▶ [DIRECTION]
Check each line of the material. Copy those containing "gmail".

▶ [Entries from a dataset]

--- BEGIN ---

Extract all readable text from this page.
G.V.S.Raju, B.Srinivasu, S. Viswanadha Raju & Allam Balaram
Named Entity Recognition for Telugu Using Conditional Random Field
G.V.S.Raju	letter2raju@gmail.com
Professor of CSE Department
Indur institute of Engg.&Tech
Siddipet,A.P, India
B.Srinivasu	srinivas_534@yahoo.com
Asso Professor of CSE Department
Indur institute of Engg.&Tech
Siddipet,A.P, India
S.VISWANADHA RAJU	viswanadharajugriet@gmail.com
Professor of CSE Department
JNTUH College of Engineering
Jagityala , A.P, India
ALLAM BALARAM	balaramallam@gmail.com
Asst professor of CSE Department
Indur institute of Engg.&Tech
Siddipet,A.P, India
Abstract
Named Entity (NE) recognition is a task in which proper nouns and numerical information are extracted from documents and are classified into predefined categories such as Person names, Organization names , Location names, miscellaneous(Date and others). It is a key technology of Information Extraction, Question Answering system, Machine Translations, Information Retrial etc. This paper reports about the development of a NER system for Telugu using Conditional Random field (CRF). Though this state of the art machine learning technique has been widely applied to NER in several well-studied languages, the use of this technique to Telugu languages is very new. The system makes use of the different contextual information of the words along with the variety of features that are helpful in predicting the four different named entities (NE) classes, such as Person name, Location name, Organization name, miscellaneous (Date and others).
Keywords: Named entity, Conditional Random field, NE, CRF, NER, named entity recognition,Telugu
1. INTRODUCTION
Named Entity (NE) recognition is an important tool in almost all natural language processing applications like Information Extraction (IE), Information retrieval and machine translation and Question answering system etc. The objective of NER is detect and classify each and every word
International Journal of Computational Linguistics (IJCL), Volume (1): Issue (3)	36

--- END ---
--- BEGIN ---

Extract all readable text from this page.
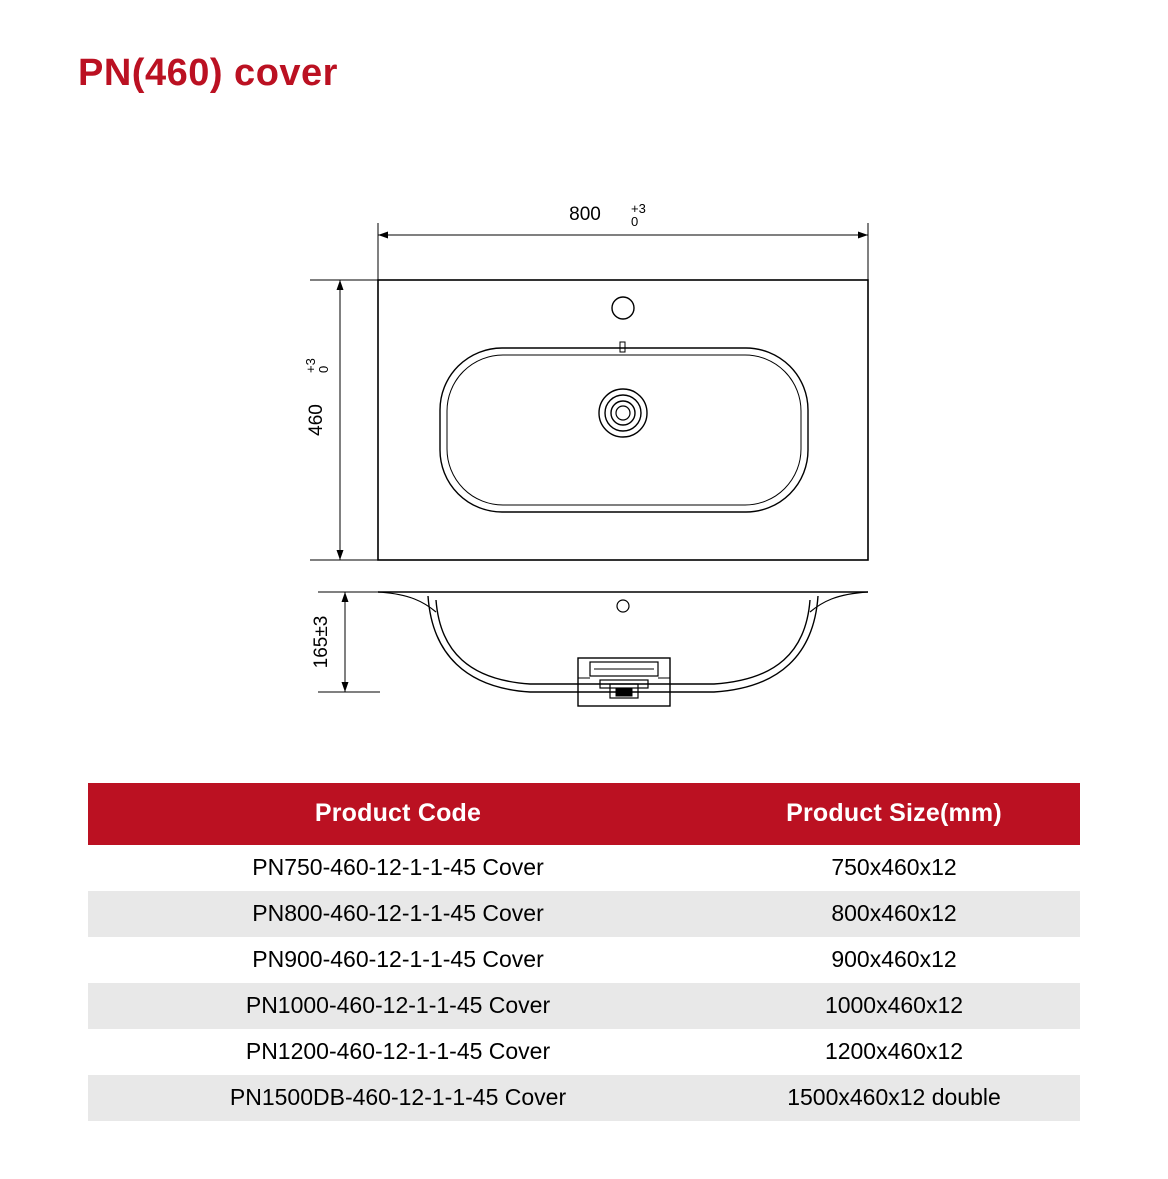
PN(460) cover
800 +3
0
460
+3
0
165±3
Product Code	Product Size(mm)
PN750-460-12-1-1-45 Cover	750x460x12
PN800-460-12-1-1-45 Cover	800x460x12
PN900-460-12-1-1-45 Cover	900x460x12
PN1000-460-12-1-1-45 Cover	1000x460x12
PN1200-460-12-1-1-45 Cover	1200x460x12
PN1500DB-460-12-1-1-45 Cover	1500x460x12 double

--- END ---

▶ [THE OUTPUT]
G.V.S.Raju	letter2raju@gmail.com
S.VISWANADHA RAJU	viswanadharajugriet@gmail.com
ALLAM BALARAM	balaramallam@gmail.com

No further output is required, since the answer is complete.